- _WORK TO COMPLETE_:
Search the data for the string "grandes" and gather each line it is in.

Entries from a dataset
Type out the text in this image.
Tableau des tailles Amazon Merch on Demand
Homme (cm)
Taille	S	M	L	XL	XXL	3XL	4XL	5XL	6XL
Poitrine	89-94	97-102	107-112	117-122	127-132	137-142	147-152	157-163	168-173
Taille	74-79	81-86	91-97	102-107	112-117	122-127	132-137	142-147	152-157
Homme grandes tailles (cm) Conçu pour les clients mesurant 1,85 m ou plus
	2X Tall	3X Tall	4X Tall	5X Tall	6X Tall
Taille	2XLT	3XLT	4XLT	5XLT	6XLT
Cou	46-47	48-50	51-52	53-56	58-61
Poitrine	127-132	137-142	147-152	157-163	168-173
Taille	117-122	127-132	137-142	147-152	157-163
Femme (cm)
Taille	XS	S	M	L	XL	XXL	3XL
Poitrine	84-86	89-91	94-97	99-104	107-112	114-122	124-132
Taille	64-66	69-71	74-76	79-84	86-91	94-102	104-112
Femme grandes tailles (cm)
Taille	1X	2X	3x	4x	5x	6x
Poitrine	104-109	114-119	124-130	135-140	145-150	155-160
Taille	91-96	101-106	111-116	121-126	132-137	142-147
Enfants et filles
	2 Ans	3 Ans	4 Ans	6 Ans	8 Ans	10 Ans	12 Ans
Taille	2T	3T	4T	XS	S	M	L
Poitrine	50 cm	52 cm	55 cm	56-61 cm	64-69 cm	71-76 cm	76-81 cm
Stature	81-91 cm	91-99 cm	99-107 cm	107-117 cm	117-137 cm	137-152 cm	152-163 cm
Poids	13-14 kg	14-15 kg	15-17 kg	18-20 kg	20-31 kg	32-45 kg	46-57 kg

- _RESULT OF THIS TASK_:
Homme grandes tailles (cm) Conçu pour les clients mesurant 1,85 m ou plus
Femme grandes tailles (cm)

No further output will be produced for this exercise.